> **Set exercise**
From the entries provided below, copy each line that contains the word "true".

[Rows start]

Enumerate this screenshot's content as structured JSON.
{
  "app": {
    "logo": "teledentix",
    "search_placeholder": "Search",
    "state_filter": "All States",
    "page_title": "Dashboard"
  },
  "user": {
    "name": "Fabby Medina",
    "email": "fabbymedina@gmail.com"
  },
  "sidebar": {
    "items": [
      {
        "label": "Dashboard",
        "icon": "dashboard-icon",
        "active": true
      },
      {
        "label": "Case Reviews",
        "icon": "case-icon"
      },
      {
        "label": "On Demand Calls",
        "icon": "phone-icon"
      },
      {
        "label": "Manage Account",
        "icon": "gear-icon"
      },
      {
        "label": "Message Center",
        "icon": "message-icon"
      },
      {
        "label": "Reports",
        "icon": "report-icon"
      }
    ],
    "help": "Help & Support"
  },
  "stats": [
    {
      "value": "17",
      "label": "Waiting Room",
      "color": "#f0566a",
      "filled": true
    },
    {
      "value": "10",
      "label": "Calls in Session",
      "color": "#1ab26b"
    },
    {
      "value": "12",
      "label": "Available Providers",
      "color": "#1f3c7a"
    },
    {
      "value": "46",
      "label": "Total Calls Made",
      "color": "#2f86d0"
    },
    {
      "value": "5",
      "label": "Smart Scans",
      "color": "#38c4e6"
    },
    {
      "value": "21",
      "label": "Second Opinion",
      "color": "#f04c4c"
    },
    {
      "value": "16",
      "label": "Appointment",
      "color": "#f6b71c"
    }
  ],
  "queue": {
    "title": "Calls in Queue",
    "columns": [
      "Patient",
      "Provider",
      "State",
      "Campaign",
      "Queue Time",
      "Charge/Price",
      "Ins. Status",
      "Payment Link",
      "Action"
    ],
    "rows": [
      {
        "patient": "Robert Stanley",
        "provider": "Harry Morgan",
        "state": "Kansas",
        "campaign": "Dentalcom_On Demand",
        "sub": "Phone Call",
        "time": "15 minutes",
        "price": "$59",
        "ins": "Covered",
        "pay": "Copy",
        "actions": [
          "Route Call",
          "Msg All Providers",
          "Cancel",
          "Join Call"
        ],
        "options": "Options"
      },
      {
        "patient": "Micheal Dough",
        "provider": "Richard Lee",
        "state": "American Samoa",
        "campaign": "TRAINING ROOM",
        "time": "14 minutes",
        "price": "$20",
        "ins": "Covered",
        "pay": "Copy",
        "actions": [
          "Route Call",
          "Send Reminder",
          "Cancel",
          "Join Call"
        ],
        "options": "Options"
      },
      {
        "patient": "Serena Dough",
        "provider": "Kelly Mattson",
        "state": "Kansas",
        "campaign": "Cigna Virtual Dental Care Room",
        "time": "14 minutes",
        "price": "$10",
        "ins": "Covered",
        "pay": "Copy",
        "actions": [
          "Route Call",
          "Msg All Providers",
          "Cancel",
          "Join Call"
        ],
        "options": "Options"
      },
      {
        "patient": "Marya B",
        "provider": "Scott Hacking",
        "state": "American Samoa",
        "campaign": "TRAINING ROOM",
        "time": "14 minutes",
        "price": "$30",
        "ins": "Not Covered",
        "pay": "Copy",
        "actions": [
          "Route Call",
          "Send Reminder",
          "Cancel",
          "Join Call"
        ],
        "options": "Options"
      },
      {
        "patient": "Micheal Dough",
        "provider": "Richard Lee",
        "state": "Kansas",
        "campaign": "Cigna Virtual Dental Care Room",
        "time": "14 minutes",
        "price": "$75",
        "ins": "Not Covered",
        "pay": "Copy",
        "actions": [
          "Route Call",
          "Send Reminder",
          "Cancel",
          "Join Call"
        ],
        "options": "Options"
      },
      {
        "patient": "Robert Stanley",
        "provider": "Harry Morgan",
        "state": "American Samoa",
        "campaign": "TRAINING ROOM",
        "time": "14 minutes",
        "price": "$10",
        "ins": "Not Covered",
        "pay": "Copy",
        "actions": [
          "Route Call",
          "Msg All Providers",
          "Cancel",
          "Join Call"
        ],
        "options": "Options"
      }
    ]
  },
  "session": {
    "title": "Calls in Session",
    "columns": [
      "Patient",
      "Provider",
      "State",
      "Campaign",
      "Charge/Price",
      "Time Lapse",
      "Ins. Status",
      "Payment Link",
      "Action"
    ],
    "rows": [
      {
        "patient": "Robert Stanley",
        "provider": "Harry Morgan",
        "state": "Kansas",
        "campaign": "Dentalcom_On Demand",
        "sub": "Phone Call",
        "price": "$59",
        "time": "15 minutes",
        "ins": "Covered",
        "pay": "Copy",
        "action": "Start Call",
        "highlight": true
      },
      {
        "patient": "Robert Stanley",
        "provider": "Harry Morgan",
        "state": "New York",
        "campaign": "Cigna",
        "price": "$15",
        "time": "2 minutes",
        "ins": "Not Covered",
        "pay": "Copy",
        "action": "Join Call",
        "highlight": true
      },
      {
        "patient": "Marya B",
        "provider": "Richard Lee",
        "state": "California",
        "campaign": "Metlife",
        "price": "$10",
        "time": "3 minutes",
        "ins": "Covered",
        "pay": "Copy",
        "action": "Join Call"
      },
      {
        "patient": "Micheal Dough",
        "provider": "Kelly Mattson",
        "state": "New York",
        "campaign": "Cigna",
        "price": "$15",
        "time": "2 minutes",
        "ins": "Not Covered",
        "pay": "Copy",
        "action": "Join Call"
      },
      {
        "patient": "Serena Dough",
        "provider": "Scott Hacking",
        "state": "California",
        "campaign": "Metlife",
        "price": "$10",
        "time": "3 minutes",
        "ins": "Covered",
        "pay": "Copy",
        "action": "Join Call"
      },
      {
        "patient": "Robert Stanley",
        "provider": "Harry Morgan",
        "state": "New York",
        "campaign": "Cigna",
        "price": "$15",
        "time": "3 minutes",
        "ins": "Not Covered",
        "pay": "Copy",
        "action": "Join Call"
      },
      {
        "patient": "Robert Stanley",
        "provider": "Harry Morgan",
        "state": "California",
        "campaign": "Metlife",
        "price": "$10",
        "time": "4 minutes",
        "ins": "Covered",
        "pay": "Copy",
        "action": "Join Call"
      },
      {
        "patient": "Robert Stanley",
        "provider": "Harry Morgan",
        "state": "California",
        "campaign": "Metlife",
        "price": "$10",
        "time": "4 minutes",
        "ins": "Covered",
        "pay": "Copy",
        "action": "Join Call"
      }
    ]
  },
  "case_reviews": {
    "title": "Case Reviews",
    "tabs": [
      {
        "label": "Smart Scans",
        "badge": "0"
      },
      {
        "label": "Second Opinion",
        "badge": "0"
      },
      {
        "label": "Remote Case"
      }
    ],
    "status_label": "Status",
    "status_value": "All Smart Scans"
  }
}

[Rows end]

> **Answer below**
        "active": true
      "filled": true
        "highlight": true
        "highlight": true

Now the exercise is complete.